-- Start of ENTRIES SUPPLIED --
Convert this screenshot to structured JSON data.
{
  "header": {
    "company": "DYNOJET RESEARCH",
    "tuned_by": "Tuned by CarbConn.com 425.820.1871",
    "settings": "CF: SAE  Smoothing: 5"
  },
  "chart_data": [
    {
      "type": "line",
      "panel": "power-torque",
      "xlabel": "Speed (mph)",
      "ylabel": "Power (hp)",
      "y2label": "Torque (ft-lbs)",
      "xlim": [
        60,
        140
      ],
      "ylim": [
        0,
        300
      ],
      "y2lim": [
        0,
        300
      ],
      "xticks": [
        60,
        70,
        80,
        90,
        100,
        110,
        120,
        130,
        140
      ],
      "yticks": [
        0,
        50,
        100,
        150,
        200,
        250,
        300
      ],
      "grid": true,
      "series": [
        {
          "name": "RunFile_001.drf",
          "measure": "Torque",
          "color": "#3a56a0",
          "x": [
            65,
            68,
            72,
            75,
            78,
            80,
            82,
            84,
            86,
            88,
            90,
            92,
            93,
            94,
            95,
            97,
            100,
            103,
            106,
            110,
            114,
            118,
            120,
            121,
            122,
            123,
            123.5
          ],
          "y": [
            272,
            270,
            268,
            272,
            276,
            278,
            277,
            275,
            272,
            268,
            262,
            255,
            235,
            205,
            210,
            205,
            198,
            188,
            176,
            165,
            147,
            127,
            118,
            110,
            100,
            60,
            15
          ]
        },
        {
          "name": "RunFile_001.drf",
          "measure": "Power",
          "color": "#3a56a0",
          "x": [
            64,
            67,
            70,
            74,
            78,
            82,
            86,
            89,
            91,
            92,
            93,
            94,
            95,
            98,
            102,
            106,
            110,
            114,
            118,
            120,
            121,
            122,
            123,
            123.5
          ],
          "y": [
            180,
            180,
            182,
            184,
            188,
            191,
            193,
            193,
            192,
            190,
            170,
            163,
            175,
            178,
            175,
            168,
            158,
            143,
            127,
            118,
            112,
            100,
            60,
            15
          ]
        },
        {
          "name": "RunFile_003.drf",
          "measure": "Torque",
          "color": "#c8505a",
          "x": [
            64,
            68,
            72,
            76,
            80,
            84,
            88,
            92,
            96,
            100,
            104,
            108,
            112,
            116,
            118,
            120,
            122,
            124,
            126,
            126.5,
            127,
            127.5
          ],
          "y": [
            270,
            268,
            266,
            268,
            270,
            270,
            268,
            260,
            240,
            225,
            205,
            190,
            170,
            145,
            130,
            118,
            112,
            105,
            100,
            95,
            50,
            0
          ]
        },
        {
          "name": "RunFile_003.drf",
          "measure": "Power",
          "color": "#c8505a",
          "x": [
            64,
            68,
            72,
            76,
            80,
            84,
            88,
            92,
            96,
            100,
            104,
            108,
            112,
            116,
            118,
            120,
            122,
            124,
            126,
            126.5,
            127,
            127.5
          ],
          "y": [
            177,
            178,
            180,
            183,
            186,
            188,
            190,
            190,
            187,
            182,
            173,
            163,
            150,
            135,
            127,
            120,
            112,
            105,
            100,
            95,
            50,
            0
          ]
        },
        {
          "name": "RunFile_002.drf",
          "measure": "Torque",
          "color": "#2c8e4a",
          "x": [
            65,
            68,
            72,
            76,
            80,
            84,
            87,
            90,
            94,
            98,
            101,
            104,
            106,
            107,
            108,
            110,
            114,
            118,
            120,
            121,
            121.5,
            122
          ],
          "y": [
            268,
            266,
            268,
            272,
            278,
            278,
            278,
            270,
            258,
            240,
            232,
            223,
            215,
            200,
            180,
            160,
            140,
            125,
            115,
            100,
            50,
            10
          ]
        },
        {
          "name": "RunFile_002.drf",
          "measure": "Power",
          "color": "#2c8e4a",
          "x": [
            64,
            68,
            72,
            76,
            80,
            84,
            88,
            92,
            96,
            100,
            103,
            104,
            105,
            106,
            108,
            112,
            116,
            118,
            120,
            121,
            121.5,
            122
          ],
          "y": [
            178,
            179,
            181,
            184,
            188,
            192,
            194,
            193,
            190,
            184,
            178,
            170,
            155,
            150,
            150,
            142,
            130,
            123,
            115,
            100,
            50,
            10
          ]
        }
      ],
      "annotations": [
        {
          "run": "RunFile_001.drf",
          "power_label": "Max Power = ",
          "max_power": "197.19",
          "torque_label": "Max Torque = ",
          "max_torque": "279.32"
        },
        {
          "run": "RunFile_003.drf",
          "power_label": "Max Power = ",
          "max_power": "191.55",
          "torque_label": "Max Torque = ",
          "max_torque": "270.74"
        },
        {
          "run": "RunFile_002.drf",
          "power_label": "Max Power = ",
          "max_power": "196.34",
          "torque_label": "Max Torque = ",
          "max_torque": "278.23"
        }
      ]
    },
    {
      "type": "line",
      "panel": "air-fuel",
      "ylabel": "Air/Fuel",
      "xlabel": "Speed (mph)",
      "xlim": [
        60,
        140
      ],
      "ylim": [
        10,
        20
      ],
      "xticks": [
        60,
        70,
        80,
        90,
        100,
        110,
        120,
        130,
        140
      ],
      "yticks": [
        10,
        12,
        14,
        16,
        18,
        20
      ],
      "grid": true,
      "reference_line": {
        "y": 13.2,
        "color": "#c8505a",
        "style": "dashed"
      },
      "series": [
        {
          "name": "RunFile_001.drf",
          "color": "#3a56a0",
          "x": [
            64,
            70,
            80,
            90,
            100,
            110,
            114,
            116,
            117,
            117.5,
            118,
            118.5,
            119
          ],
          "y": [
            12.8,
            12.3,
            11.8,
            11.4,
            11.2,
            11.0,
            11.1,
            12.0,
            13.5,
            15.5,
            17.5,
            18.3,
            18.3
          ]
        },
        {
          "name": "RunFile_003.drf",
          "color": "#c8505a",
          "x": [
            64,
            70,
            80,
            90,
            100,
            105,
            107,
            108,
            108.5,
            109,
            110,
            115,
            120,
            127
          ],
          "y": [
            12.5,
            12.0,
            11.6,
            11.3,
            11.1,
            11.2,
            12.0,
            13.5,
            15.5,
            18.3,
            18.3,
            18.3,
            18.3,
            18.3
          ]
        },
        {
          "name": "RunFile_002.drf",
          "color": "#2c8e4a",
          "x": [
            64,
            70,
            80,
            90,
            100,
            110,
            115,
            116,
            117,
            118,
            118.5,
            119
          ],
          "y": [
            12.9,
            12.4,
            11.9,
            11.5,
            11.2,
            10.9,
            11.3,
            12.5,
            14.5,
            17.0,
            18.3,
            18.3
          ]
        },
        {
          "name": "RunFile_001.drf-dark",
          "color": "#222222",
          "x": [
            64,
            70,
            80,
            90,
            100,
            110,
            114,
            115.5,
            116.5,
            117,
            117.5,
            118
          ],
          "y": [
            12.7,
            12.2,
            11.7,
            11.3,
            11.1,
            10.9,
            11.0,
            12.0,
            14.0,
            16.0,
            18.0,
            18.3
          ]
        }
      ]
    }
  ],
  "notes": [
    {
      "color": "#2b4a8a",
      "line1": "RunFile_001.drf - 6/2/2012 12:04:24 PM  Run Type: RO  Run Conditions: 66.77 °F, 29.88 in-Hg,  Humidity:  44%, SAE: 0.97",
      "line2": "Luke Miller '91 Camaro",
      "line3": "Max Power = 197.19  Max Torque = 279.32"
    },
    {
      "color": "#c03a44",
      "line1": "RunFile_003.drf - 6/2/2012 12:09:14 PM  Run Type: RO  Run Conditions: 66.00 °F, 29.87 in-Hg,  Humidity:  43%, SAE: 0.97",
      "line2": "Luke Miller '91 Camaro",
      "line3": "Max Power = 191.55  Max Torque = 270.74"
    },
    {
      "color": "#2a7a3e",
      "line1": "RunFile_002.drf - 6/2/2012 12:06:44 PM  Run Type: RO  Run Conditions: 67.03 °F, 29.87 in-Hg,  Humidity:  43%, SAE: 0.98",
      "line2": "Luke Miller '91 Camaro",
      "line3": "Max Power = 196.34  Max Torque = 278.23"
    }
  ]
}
-- End of ENTRIES SUPPLIED --
→ **PROBLEM REQUIREMENTS**
Copy all lines of the material above where the string "Humidity" occurs.

→ **EXERCISE RESULT**
      "line1": "RunFile_001.drf - 6/2/2012 12:04:24 PM  Run Type: RO  Run Conditions: 66.77 °F, 29.88 in-Hg,  Humidity:  44%, SAE: 0.97",
      "line1": "RunFile_003.drf - 6/2/2012 12:09:14 PM  Run Type: RO  Run Conditions: 66.00 °F, 29.87 in-Hg,  Humidity:  43%, SAE: 0.97",
      "line1": "RunFile_002.drf - 6/2/2012 12:06:44 PM  Run Type: RO  Run Conditions: 67.03 °F, 29.87 in-Hg,  Humidity:  43%, SAE: 0.98",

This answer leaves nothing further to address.